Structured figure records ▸

__________________________________________________

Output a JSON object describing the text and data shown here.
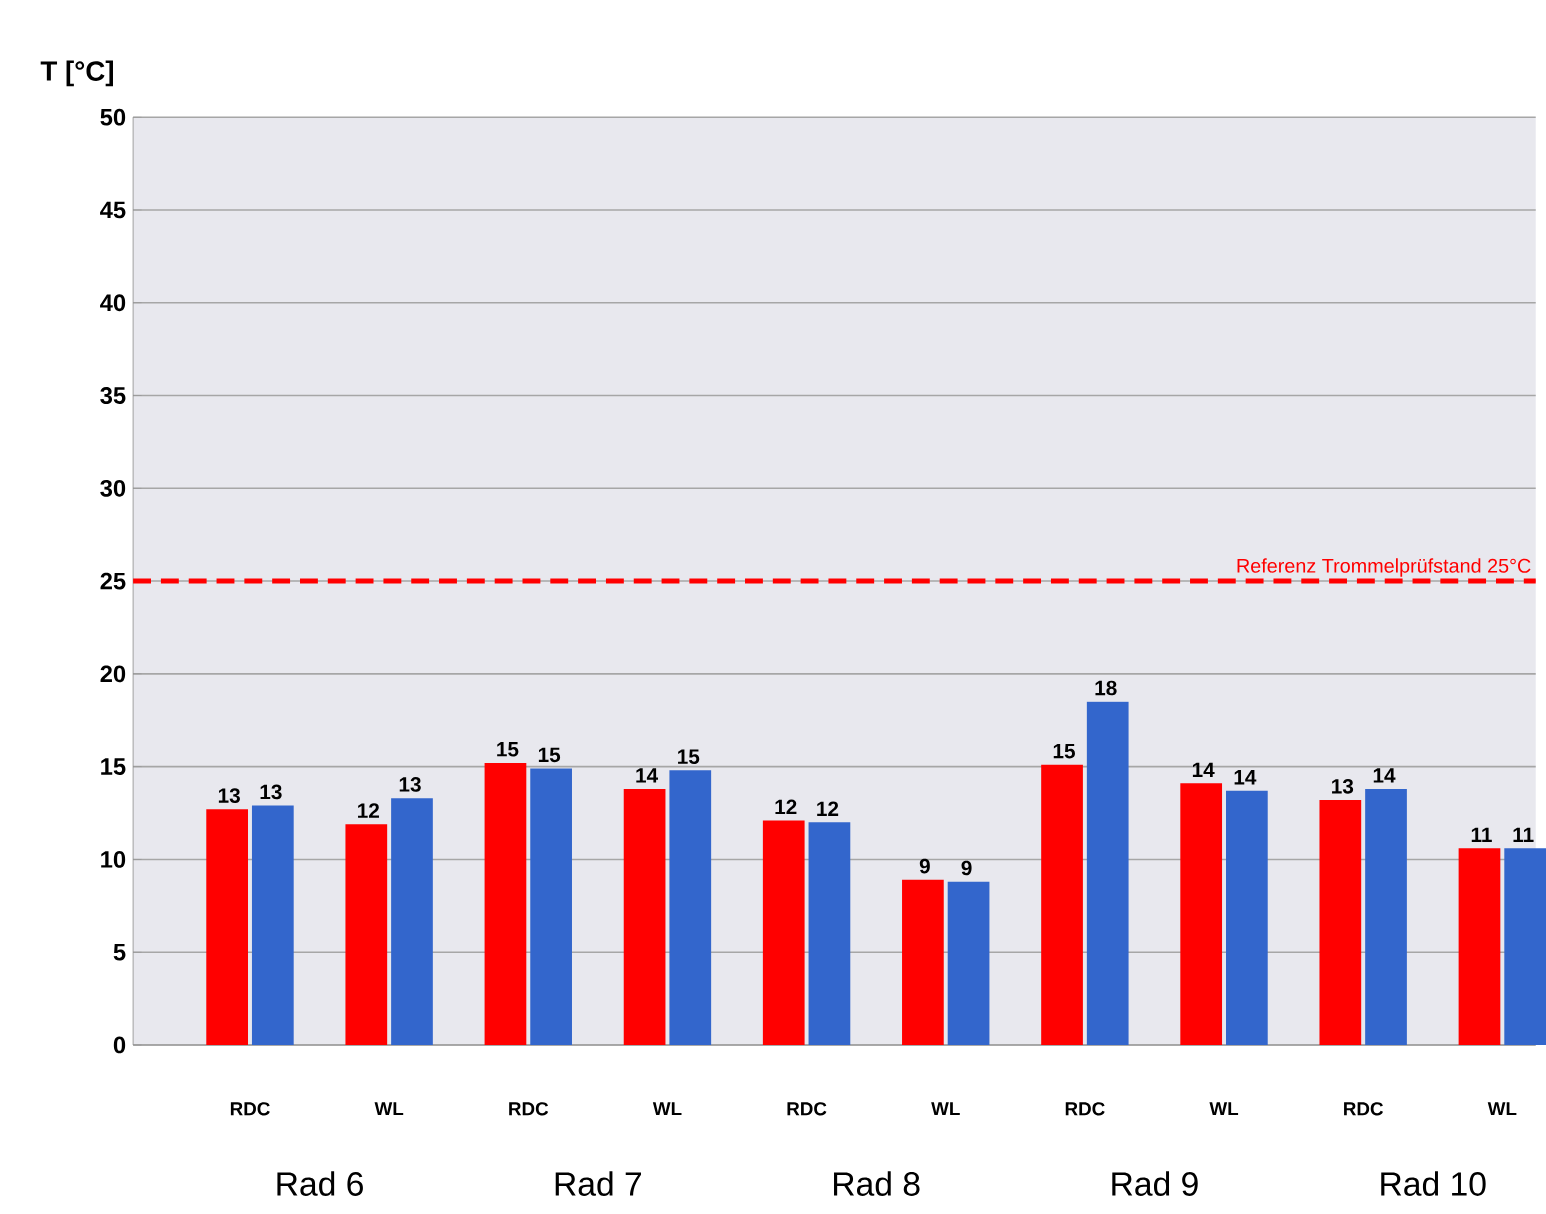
{
  "chart_data": {
    "type": "bar",
    "ylabel": "T [°C]",
    "categories": [
      "RDC",
      "WL",
      "RDC",
      "WL",
      "RDC",
      "WL",
      "RDC",
      "WL",
      "RDC",
      "WL"
    ],
    "series": [
      {
        "color": "#ff0000",
        "values": [
          12.7,
          11.9,
          15.2,
          13.8,
          12.1,
          8.9,
          15.1,
          14.1,
          13.2,
          10.6
        ],
        "value_labels": [
          "13",
          "12",
          "15",
          "14",
          "12",
          "9",
          "15",
          "14",
          "13",
          "11"
        ]
      },
      {
        "color": "#3366cc",
        "values": [
          12.9,
          13.3,
          14.9,
          14.8,
          12.0,
          8.8,
          18.5,
          13.7,
          13.8,
          10.6
        ],
        "value_labels": [
          "13",
          "13",
          "15",
          "15",
          "12",
          "9",
          "18",
          "14",
          "14",
          "11"
        ]
      }
    ],
    "ylim": [
      0,
      50
    ],
    "yticks": [
      0,
      5,
      10,
      15,
      20,
      25,
      30,
      35,
      40,
      45,
      50
    ],
    "grid": "y",
    "ref_lines": [
      {
        "axis": "y",
        "value": 25,
        "label": "Referenz Trommelprüfstand 25°C",
        "color": "#ff0000",
        "line_style": "dashed"
      }
    ],
    "annotations": [
      "Rad 6",
      "Rad 7",
      "Rad 8",
      "Rad 9",
      "Rad 10"
    ]
  }
}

__________________________________________________

SET TASK ▸
Using the data above, write out every line exactly, leaving the images behind.

THE RESULT ▸
Output a JSON object describing the text and data shown here.
{
  "chart_data": {
    "type": "bar",
    "ylabel": "T [°C]",
    "categories": [
      "RDC",
      "WL",
      "RDC",
      "WL",
      "RDC",
      "WL",
      "RDC",
      "WL",
      "RDC",
      "WL"
    ],
    "series": [
      {
        "color": "#ff0000",
        "values": [
          12.7,
          11.9,
          15.2,
          13.8,
          12.1,
          8.9,
          15.1,
          14.1,
          13.2,
          10.6
        ],
        "value_labels": [
          "13",
          "12",
          "15",
          "14",
          "12",
          "9",
          "15",
          "14",
          "13",
          "11"
        ]
      },
      {
        "color": "#3366cc",
        "values": [
          12.9,
          13.3,
          14.9,
          14.8,
          12.0,
          8.8,
          18.5,
          13.7,
          13.8,
          10.6
        ],
        "value_labels": [
          "13",
          "13",
          "15",
          "15",
          "12",
          "9",
          "18",
          "14",
          "14",
          "11"
        ]
      }
    ],
    "ylim": [
      0,
      50
    ],
    "yticks": [
      0,
      5,
      10,
      15,
      20,
      25,
      30,
      35,
      40,
      45,
      50
    ],
    "grid": "y",
    "ref_lines": [
      {
        "axis": "y",
        "value": 25,
        "label": "Referenz Trommelprüfstand 25°C",
        "color": "#ff0000",
        "line_style": "dashed"
      }
    ],
    "annotations": [
      "Rad 6",
      "Rad 7",
      "Rad 8",
      "Rad 9",
      "Rad 10"
    ]
  }
}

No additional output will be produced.